— START —
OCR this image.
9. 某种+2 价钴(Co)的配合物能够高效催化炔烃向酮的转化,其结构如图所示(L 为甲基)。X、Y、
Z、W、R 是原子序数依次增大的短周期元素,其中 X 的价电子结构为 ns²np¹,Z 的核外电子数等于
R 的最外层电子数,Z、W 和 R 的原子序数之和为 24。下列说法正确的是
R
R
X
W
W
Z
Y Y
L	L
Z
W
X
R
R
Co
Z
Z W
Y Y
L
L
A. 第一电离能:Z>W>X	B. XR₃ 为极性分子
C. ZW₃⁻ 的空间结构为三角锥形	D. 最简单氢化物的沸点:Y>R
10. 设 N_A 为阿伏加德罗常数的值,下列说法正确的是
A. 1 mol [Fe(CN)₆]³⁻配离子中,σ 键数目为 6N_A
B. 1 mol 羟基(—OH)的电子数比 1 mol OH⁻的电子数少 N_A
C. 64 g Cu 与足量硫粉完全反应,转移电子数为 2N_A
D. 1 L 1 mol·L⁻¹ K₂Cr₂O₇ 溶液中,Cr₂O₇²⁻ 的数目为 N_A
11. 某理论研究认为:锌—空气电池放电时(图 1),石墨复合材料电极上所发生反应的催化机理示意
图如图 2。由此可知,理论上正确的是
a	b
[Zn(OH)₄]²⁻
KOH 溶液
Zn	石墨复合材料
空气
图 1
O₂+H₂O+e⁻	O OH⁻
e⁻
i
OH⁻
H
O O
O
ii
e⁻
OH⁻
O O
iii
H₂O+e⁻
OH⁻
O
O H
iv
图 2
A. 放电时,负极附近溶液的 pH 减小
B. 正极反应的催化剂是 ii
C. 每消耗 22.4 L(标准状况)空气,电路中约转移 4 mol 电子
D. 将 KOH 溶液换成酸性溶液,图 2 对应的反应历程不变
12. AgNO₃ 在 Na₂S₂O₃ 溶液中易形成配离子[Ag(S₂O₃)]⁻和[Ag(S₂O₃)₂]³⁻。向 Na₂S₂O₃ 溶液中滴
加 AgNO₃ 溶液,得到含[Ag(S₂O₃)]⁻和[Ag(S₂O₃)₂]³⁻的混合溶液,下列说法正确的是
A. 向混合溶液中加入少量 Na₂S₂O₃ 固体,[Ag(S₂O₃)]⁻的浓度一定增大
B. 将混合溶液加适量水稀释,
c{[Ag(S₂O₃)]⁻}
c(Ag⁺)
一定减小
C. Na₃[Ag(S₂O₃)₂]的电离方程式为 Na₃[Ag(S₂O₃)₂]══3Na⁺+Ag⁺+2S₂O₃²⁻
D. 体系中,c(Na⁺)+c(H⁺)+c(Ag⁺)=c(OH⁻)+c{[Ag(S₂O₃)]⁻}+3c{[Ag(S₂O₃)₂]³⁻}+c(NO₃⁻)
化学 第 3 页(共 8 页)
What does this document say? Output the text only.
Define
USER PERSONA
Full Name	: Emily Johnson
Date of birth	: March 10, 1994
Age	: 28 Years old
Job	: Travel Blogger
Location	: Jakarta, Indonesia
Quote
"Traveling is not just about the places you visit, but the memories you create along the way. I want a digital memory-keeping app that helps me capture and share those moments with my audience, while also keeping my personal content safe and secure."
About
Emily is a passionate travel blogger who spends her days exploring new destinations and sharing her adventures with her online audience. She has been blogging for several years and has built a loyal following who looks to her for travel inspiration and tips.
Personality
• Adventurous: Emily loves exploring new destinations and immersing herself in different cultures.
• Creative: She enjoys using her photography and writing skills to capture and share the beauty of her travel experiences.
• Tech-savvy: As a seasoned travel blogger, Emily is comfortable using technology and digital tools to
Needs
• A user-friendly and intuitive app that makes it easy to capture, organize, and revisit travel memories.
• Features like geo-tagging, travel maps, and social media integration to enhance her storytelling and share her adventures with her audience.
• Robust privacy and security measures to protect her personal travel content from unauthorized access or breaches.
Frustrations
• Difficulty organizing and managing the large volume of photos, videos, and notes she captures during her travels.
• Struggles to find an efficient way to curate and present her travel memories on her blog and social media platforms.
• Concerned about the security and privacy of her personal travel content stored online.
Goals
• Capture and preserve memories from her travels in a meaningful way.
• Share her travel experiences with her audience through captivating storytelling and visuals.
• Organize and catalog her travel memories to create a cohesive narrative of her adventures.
— END —
- GOAL OF THE EXERCISE -
Across the records above, count the lines holding "travels" and reply with that number alone.

- EXERCISE RESULT -
2